▸ **Testo fornito**:
++++++++++

I suoi genitori si accorgono presto che il loro figlio vive, mangia e dorme con il calcio. Durante un torneo giovanile prestigioso, il Torneo Brunete, Iniesta attira l’attenzione degli osservatori del Barcellona, tra cui Albert Benaiges, che non vuole perdere l’occasione di vedere in azione questo piccolo talento. Il giovane Iniesta impressiona subito, e pochi mesi dopo, vestirà la maglia blaugrana. Il resto, come si suol dire, è storia.
Iniesta è stato, e rimarrà, un’esperienza unica nel mondo del calcio. Il suo gioco è un connubio perfetto tra estetica e utilitarismo, come se ogni tocco di palla fosse una forma d’arte, ma sempre con un fine concreto. Elegante e imprevedibile, Iniesta è capace di leggere il gioco prima di chiunque altro, con passaggi e movimenti che rompono le difese avversarie in modo chirurgico. La sua capacità di verticalizzare il gioco e finalizzare quando meno te lo aspetti lo rende un giocatore fuori dal comune, quasi metafisico nel suo approccio al calcio.
Nonostante la sua fisicità gracile, Iniesta ha sempre avuto una presenza decisiva in campo, una mente superiore che gli ha permesso di eccellere in ogni partita, adattandosi a tutte le situazioni di gioco. Con Don Andres eleganza e concretezza andavano di pari passo, non poteva essere diversamente
La stagione 2008 rappresenta uno dei momenti più alti della carriera di Iniesta. Il 29 giugno di quell’anno, a Vienna, le Furie Rosse conquistano l’Europeo, con Iniesta che gioca tutte le partite e risulta decisivo in molte di esse. Il 2008/09 segna un altro trionfo indimenticabile: la vittoria della Champions League, resa possibile da un gol straordinario di Iniesta nei minuti finali della semifinale contro il Chelsea, un momento che segna l’inizio dell’era dorata del Barcellona e del “tiki-taka”

++++++++++

▸ **Scopo del compito**: Scrivi il seguito del testo su Iniesta, partendo subito dopo la sua ultima frase.

▸ **Raccolta di dati**:
++++++++++

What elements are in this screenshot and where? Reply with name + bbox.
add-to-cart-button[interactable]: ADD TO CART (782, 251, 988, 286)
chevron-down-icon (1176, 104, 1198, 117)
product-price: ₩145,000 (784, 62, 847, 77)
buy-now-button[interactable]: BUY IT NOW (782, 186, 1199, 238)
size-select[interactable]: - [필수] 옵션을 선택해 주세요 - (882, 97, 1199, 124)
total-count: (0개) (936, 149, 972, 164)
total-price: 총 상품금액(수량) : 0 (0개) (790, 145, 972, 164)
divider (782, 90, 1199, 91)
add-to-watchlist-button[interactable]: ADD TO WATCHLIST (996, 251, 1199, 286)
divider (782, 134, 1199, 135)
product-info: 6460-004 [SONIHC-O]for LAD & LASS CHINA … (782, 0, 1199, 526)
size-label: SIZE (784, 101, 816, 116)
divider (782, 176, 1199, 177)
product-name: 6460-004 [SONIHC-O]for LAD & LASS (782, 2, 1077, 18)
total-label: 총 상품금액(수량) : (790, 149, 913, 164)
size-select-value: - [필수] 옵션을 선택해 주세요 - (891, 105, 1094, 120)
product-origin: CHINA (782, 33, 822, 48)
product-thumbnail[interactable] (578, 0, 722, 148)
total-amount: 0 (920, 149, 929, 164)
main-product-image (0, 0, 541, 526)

++++++++++

▸ **Esercizio svolto**:
di Pep Guardiola.Ai Mondiali del 2010 in Sudafrica, Iniesta guida la Spagna con una serie di prestazioni eccezionali, segnando in quasi tutte le partite e, soprattutto, realizzando il gol decisivo nella finale contro l’Olanda. Questo gol è diventato uno dei momenti più iconici della storia del calcio spagnolo, regalando alla Spagna il suo primo titolo mondiale.
“Spesso mi definiscono un eroe, ma non hanno capito niente. Un eroe è chi emigra con i figli in un altro paese per cercare fortuna o chi salva vite. Io sono solo un maledetto calciatore”. Queste parole di Iniesta rappresentano perfettamente la sua umiltà, una qualità che lo ha accompagnato per tutta la vita. Dopo la vittoria del Mondiale, Iniesta indossò una maglia dedicata al suo caro amico Dani Jarque, scomparso prematuramente nel 2009, dimostrando ancora una volta il lato umano di un campione tanto amato.
Iniesta non ha mai dimenticato le sue origini. “Quando avevo 12 anni, mio padre dovette risparmiare per due mesi per potermi comprare le Predator, le scarpe da calcio che sognavo. Oggi, indosso quel modello con orgoglio, perché mi ricorda da dove sono partito e quanto sia importante rimanere umili”.
Tuttavia, dopo i trionfi, Iniesta ha attraversato un periodo di crisi interiore. “Dopo i Mondiali, all’improvviso, cominciai a stare male. Il problema era che non sapevo cosa avessi. Gli esami medici non rilevarono nulla, ma il mio corpo e la mia mente non si incontravano. Era angosciante: ogni giorno, la palla diventava sempre più pesante, e nessuno intorno a me capiva. È stata un’esperienza durissima”.
Dopo aver giocato nelle ultime stagioni negli Emirati Arabi Uniti, con la maglia dell’Emirates Club, e prima ancora in Giappone, Andres Iniesta ha deciso che è giunto il momento di appendere gli scarpini al chiodo. A 40 anni, con un messaggio sui social, ha di fatto anticipato quello che sarà l’annuncio ufficiale del suo ritiro, previsto per l’8 ottobre.
Grazie di tutto, Andres. A nome di tutti gli amanti e romantici del calcio, sei stato l’essenza e lo spirito di questo meraviglioso sport, elevandolo a qualcosa di ancora più nobile.